## begin Source material
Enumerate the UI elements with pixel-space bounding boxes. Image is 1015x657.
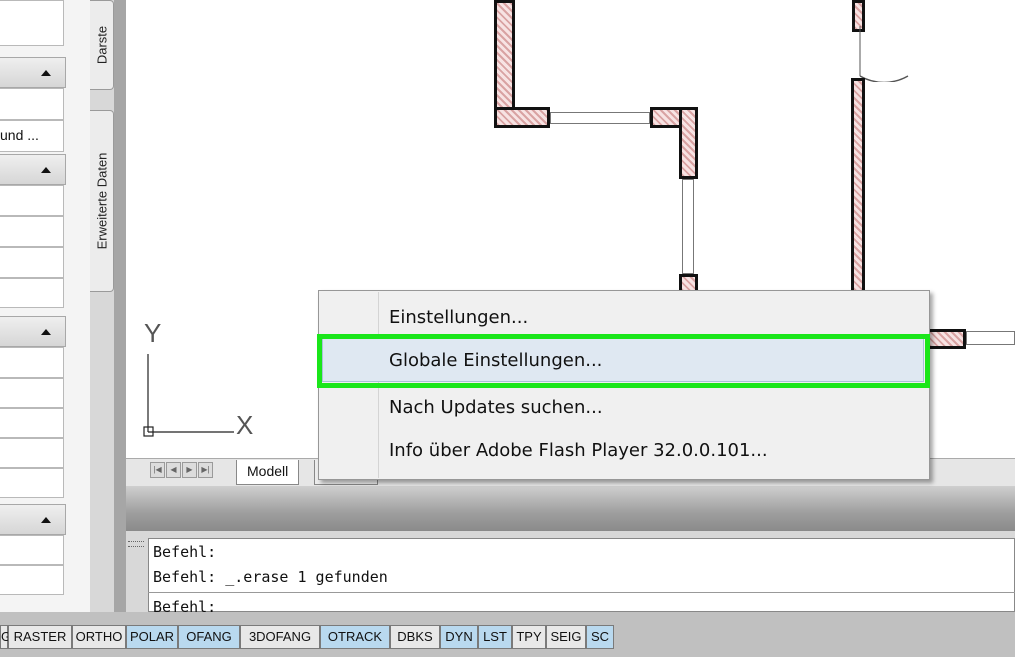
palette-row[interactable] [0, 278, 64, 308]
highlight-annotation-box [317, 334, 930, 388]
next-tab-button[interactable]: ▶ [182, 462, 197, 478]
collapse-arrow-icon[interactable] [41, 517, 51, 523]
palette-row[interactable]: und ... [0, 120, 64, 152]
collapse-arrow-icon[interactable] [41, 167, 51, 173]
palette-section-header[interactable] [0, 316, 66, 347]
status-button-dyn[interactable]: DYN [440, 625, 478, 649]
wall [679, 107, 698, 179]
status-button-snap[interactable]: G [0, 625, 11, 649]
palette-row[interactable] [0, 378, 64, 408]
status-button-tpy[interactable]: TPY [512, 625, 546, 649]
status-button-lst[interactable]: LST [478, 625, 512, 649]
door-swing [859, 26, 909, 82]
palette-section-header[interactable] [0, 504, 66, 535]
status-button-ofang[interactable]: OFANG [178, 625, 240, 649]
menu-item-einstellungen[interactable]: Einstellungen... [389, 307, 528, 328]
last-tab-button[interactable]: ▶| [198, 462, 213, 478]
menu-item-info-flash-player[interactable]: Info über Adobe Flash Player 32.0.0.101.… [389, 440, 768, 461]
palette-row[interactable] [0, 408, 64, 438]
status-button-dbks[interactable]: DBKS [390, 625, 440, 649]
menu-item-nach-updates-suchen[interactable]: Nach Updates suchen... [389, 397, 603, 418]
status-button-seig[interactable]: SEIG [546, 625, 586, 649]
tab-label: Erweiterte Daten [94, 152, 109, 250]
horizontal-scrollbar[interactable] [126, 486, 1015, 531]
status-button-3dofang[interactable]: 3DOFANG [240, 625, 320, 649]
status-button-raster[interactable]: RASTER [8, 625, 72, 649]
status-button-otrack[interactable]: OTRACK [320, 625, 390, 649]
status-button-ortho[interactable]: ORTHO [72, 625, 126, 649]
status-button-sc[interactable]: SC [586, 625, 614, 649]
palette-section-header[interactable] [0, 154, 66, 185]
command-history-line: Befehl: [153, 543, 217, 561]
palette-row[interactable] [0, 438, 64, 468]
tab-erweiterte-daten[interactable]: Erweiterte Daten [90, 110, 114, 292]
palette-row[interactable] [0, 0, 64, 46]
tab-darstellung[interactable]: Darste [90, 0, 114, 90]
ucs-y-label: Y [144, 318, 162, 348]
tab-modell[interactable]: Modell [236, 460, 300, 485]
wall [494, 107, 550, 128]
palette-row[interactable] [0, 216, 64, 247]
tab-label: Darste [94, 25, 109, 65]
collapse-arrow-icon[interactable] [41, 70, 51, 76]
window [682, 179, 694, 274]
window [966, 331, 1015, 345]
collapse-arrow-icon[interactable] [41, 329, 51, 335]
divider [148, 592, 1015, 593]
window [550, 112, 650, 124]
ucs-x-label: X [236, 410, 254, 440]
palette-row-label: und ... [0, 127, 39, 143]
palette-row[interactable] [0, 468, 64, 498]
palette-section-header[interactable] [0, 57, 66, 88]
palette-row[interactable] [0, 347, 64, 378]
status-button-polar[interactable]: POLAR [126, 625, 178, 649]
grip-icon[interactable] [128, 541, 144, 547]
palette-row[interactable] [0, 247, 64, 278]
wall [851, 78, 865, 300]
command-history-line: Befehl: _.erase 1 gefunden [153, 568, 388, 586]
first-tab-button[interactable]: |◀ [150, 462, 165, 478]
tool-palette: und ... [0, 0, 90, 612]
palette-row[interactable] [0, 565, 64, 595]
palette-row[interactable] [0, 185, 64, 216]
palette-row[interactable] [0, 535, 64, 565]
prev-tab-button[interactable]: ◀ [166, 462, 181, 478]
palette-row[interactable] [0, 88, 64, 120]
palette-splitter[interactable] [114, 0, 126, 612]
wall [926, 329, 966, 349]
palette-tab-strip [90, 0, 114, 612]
## end Source material
## begin Source material
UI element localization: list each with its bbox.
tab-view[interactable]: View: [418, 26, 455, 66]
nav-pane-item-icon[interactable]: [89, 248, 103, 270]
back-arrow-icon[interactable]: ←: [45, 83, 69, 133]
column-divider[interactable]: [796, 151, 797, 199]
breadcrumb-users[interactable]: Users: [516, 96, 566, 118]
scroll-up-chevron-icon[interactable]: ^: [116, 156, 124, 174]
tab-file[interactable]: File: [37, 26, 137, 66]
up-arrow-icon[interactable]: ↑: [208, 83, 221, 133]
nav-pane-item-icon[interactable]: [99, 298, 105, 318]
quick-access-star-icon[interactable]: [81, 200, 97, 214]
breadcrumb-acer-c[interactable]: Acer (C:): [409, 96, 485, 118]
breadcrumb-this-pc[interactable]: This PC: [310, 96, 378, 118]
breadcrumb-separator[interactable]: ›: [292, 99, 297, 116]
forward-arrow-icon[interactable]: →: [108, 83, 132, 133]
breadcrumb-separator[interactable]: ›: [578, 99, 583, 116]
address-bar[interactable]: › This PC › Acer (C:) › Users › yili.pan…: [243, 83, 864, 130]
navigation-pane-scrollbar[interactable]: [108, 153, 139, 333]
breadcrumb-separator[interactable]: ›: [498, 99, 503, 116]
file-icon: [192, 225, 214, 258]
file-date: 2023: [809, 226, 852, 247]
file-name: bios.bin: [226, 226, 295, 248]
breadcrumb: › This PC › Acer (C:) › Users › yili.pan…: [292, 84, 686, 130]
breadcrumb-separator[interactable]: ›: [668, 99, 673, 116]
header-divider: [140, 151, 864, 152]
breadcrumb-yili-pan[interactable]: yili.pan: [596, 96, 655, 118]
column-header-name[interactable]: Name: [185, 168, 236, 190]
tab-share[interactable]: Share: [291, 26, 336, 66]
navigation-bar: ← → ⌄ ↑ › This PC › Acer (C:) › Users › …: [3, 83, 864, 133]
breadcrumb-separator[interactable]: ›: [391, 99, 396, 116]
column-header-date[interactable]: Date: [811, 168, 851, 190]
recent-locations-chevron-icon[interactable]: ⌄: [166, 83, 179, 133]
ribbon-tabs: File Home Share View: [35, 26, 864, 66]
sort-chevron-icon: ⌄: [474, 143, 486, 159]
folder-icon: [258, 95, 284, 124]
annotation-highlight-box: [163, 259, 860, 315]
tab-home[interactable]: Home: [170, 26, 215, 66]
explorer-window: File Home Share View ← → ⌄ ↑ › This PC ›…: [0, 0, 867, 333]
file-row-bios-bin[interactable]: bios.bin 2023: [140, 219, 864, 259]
## end Source material
◆ The task:
Can you put the material above, from the line containing "palette-row[interactable] [0, 278, 64, 308]" through the line containing "status-button-tpy[interactable]: TPY [512, 625, 546, 649]", into a Markdown table with the columns Row and Entry, leaving out any blank lines?

◆ Exercise solution:
| Row | Entry |
|---|---|
| 1 | palette-row[interactable] [0, 278, 64, 308] |
| 2 | highlight-annotation-box [317, 334, 930, 388] |
| 3 | next-tab-button[interactable]: ▶ [182, 462, 197, 478] |
| 4 | collapse-arrow-icon[interactable] [41, 517, 51, 523] |
| 5 | palette-row[interactable]: und ... [0, 120, 64, 152] |
| 6 | collapse-arrow-icon[interactable] [41, 167, 51, 173] |
| 7 | palette-section-header[interactable] [0, 316, 66, 347] |
| 8 | status-button-dyn[interactable]: DYN [440, 625, 478, 649] |
| 9 | wall [679, 107, 698, 179] |
| 10 | status-button-snap[interactable]: G [0, 625, 11, 649] |
| 11 | palette-row[interactable] [0, 378, 64, 408] |
| 12 | status-button-tpy[interactable]: TPY [512, 625, 546, 649] |